Records for this task:
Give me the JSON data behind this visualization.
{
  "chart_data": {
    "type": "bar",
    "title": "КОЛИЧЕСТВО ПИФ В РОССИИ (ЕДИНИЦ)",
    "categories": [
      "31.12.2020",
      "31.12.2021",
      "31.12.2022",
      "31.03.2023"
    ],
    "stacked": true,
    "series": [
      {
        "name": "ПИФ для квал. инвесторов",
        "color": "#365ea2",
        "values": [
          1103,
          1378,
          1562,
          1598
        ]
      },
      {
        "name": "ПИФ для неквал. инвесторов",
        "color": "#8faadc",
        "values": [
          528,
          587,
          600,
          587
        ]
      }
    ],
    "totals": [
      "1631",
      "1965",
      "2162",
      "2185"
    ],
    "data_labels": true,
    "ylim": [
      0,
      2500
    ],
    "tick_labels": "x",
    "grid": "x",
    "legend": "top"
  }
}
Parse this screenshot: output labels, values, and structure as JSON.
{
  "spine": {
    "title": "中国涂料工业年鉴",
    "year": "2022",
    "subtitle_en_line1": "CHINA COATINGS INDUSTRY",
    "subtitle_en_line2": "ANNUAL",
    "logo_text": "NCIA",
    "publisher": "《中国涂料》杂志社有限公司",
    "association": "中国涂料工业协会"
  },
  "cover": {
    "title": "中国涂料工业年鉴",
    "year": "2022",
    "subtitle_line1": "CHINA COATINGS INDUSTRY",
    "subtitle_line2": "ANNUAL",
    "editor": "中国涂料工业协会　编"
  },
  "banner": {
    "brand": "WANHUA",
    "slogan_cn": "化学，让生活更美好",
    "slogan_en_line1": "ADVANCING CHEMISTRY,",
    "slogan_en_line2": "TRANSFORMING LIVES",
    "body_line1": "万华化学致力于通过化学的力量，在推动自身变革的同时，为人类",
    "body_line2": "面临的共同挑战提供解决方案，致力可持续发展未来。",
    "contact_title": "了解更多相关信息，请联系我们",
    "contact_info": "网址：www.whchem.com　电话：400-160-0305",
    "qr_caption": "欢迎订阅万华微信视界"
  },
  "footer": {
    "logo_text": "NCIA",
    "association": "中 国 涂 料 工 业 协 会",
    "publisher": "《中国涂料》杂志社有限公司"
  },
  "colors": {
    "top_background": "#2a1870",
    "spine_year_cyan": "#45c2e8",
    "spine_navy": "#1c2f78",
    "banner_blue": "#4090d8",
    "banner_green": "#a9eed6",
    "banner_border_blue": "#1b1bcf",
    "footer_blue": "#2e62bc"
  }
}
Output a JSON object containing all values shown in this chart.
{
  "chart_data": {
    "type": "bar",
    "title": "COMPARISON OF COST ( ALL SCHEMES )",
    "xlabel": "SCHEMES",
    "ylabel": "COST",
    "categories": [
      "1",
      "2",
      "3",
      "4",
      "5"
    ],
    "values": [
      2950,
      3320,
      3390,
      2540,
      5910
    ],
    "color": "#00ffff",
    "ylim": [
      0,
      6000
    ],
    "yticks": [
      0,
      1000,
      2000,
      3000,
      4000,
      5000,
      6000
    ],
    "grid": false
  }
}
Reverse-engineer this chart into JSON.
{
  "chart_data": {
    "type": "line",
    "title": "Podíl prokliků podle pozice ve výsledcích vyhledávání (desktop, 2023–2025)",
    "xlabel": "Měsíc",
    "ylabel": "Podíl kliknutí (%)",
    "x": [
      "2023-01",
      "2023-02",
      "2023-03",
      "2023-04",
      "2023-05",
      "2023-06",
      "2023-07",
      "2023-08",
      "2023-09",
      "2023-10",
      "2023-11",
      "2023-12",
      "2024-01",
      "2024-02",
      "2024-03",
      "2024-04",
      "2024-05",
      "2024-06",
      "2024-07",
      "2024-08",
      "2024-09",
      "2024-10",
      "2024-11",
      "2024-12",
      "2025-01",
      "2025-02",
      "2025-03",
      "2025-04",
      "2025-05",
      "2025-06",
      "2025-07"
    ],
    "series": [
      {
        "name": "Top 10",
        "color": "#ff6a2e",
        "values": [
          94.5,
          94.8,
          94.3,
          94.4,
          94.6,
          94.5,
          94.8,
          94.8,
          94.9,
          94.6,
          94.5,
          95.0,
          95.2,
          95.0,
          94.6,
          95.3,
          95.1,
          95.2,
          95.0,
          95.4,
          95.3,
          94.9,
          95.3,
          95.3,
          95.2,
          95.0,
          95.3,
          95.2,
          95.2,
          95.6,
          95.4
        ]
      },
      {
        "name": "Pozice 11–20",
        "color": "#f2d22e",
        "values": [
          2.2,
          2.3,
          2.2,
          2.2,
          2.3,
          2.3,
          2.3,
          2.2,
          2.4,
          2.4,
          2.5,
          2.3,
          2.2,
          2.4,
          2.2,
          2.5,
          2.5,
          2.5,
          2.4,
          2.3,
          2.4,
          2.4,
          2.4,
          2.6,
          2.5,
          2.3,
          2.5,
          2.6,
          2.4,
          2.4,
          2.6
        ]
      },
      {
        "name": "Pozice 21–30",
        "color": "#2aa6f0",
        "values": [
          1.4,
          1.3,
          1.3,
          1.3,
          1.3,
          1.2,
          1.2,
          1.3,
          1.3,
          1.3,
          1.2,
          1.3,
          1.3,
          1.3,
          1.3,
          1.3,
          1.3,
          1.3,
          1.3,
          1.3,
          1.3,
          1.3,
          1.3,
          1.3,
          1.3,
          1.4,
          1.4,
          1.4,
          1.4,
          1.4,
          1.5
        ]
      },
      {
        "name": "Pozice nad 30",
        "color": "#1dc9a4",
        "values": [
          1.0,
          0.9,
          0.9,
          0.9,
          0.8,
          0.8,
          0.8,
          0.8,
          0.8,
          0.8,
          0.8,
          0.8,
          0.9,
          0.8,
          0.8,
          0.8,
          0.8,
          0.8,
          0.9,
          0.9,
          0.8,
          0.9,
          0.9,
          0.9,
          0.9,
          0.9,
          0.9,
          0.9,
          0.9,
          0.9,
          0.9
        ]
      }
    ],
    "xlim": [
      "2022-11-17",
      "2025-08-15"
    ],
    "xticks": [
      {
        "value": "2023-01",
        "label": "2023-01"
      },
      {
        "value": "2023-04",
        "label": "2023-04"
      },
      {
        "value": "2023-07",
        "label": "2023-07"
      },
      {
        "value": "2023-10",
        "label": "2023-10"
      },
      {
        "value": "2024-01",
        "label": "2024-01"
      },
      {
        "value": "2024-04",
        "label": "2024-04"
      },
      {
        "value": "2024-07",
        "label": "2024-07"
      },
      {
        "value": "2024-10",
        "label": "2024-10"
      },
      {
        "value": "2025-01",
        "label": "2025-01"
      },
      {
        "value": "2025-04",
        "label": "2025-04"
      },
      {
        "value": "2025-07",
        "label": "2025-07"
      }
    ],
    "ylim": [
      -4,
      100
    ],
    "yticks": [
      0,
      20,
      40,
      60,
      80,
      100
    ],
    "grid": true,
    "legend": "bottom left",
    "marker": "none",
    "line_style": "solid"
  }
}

Problem to solve:
Write out the listing once more, matching it exactly.

Solution to this exercise:
Give me the JSON data behind this visualization.
{
  "chart_data": {
    "type": "bar",
    "title": "КОЛИЧЕСТВО ПИФ В РОССИИ (ЕДИНИЦ)",
    "categories": [
      "31.12.2020",
      "31.12.2021",
      "31.12.2022",
      "31.03.2023"
    ],
    "stacked": true,
    "series": [
      {
        "name": "ПИФ для квал. инвесторов",
        "color": "#365ea2",
        "values": [
          1103,
          1378,
          1562,
          1598
        ]
      },
      {
        "name": "ПИФ для неквал. инвесторов",
        "color": "#8faadc",
        "values": [
          528,
          587,
          600,
          587
        ]
      }
    ],
    "totals": [
      "1631",
      "1965",
      "2162",
      "2185"
    ],
    "data_labels": true,
    "ylim": [
      0,
      2500
    ],
    "tick_labels": "x",
    "grid": "x",
    "legend": "top"
  }
}
Parse this screenshot: output labels, values, and structure as JSON.
{
  "spine": {
    "title": "中国涂料工业年鉴",
    "year": "2022",
    "subtitle_en_line1": "CHINA COATINGS INDUSTRY",
    "subtitle_en_line2": "ANNUAL",
    "logo_text": "NCIA",
    "publisher": "《中国涂料》杂志社有限公司",
    "association": "中国涂料工业协会"
  },
  "cover": {
    "title": "中国涂料工业年鉴",
    "year": "2022",
    "subtitle_line1": "CHINA COATINGS INDUSTRY",
    "subtitle_line2": "ANNUAL",
    "editor": "中国涂料工业协会　编"
  },
  "banner": {
    "brand": "WANHUA",
    "slogan_cn": "化学，让生活更美好",
    "slogan_en_line1": "ADVANCING CHEMISTRY,",
    "slogan_en_line2": "TRANSFORMING LIVES",
    "body_line1": "万华化学致力于通过化学的力量，在推动自身变革的同时，为人类",
    "body_line2": "面临的共同挑战提供解决方案，致力可持续发展未来。",
    "contact_title": "了解更多相关信息，请联系我们",
    "contact_info": "网址：www.whchem.com　电话：400-160-0305",
    "qr_caption": "欢迎订阅万华微信视界"
  },
  "footer": {
    "logo_text": "NCIA",
    "association": "中 国 涂 料 工 业 协 会",
    "publisher": "《中国涂料》杂志社有限公司"
  },
  "colors": {
    "top_background": "#2a1870",
    "spine_year_cyan": "#45c2e8",
    "spine_navy": "#1c2f78",
    "banner_blue": "#4090d8",
    "banner_green": "#a9eed6",
    "banner_border_blue": "#1b1bcf",
    "footer_blue": "#2e62bc"
  }
}
Output a JSON object containing all values shown in this chart.
{
  "chart_data": {
    "type": "bar",
    "title": "COMPARISON OF COST ( ALL SCHEMES )",
    "xlabel": "SCHEMES",
    "ylabel": "COST",
    "categories": [
      "1",
      "2",
      "3",
      "4",
      "5"
    ],
    "values": [
      2950,
      3320,
      3390,
      2540,
      5910
    ],
    "color": "#00ffff",
    "ylim": [
      0,
      6000
    ],
    "yticks": [
      0,
      1000,
      2000,
      3000,
      4000,
      5000,
      6000
    ],
    "grid": false
  }
}
Reverse-engineer this chart into JSON.
{
  "chart_data": {
    "type": "line",
    "title": "Podíl prokliků podle pozice ve výsledcích vyhledávání (desktop, 2023–2025)",
    "xlabel": "Měsíc",
    "ylabel": "Podíl kliknutí (%)",
    "x": [
      "2023-01",
      "2023-02",
      "2023-03",
      "2023-04",
      "2023-05",
      "2023-06",
      "2023-07",
      "2023-08",
      "2023-09",
      "2023-10",
      "2023-11",
      "2023-12",
      "2024-01",
      "2024-02",
      "2024-03",
      "2024-04",
      "2024-05",
      "2024-06",
      "2024-07",
      "2024-08",
      "2024-09",
      "2024-10",
      "2024-11",
      "2024-12",
      "2025-01",
      "2025-02",
      "2025-03",
      "2025-04",
      "2025-05",
      "2025-06",
      "2025-07"
    ],
    "series": [
      {
        "name": "Top 10",
        "color": "#ff6a2e",
        "values": [
          94.5,
          94.8,
          94.3,
          94.4,
          94.6,
          94.5,
          94.8,
          94.8,
          94.9,
          94.6,
          94.5,
          95.0,
          95.2,
          95.0,
          94.6,
          95.3,
          95.1,
          95.2,
          95.0,
          95.4,
          95.3,
          94.9,
          95.3,
          95.3,
          95.2,
          95.0,
          95.3,
          95.2,
          95.2,
          95.6,
          95.4
        ]
      },
      {
        "name": "Pozice 11–20",
        "color": "#f2d22e",
        "values": [
          2.2,
          2.3,
          2.2,
          2.2,
          2.3,
          2.3,
          2.3,
          2.2,
          2.4,
          2.4,
          2.5,
          2.3,
          2.2,
          2.4,
          2.2,
          2.5,
          2.5,
          2.5,
          2.4,
          2.3,
          2.4,
          2.4,
          2.4,
          2.6,
          2.5,
          2.3,
          2.5,
          2.6,
          2.4,
          2.4,
          2.6
        ]
      },
      {
        "name": "Pozice 21–30",
        "color": "#2aa6f0",
        "values": [
          1.4,
          1.3,
          1.3,
          1.3,
          1.3,
          1.2,
          1.2,
          1.3,
          1.3,
          1.3,
          1.2,
          1.3,
          1.3,
          1.3,
          1.3,
          1.3,
          1.3,
          1.3,
          1.3,
          1.3,
          1.3,
          1.3,
          1.3,
          1.3,
          1.3,
          1.4,
          1.4,
          1.4,
          1.4,
          1.4,
          1.5
        ]
      },
      {
        "name": "Pozice nad 30",
        "color": "#1dc9a4",
        "values": [
          1.0,
          0.9,
          0.9,
          0.9,
          0.8,
          0.8,
          0.8,
          0.8,
          0.8,
          0.8,
          0.8,
          0.8,
          0.9,
          0.8,
          0.8,
          0.8,
          0.8,
          0.8,
          0.9,
          0.9,
          0.8,
          0.9,
          0.9,
          0.9,
          0.9,
          0.9,
          0.9,
          0.9,
          0.9,
          0.9,
          0.9
        ]
      }
    ],
    "xlim": [
      "2022-11-17",
      "2025-08-15"
    ],
    "xticks": [
      {
        "value": "2023-01",
        "label": "2023-01"
      },
      {
        "value": "2023-04",
        "label": "2023-04"
      },
      {
        "value": "2023-07",
        "label": "2023-07"
      },
      {
        "value": "2023-10",
        "label": "2023-10"
      },
      {
        "value": "2024-01",
        "label": "2024-01"
      },
      {
        "value": "2024-04",
        "label": "2024-04"
      },
      {
        "value": "2024-07",
        "label": "2024-07"
      },
      {
        "value": "2024-10",
        "label": "2024-10"
      },
      {
        "value": "2025-01",
        "label": "2025-01"
      },
      {
        "value": "2025-04",
        "label": "2025-04"
      },
      {
        "value": "2025-07",
        "label": "2025-07"
      }
    ],
    "ylim": [
      -4,
      100
    ],
    "yticks": [
      0,
      20,
      40,
      60,
      80,
      100
    ],
    "grid": true,
    "legend": "bottom left",
    "marker": "none",
    "line_style": "solid"
  }
}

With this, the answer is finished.